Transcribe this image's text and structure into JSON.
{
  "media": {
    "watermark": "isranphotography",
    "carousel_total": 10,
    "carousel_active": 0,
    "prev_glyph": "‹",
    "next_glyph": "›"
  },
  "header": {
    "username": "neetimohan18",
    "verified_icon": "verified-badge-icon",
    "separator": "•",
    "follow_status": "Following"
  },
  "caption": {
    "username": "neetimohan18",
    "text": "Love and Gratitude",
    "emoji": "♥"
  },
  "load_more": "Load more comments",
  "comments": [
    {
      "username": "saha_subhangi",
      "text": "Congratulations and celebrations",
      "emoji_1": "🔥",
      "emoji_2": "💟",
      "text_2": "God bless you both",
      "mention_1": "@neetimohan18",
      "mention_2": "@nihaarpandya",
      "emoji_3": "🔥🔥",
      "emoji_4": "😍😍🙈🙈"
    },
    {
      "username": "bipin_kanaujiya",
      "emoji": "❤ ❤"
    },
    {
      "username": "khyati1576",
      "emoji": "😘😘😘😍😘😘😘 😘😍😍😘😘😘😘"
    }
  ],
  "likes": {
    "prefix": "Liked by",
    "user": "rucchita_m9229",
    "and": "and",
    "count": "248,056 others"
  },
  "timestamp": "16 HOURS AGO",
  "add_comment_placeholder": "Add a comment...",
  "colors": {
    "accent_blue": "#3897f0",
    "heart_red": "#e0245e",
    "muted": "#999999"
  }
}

Task statement
Give all the records again. Match them exactly.

Correct answer
Transcribe this image's text and structure into JSON.
{
  "media": {
    "watermark": "isranphotography",
    "carousel_total": 10,
    "carousel_active": 0,
    "prev_glyph": "‹",
    "next_glyph": "›"
  },
  "header": {
    "username": "neetimohan18",
    "verified_icon": "verified-badge-icon",
    "separator": "•",
    "follow_status": "Following"
  },
  "caption": {
    "username": "neetimohan18",
    "text": "Love and Gratitude",
    "emoji": "♥"
  },
  "load_more": "Load more comments",
  "comments": [
    {
      "username": "saha_subhangi",
      "text": "Congratulations and celebrations",
      "emoji_1": "🔥",
      "emoji_2": "💟",
      "text_2": "God bless you both",
      "mention_1": "@neetimohan18",
      "mention_2": "@nihaarpandya",
      "emoji_3": "🔥🔥",
      "emoji_4": "😍😍🙈🙈"
    },
    {
      "username": "bipin_kanaujiya",
      "emoji": "❤ ❤"
    },
    {
      "username": "khyati1576",
      "emoji": "😘😘😘😍😘😘😘 😘😍😍😘😘😘😘"
    }
  ],
  "likes": {
    "prefix": "Liked by",
    "user": "rucchita_m9229",
    "and": "and",
    "count": "248,056 others"
  },
  "timestamp": "16 HOURS AGO",
  "add_comment_placeholder": "Add a comment...",
  "colors": {
    "accent_blue": "#3897f0",
    "heart_red": "#e0245e",
    "muted": "#999999"
  }
}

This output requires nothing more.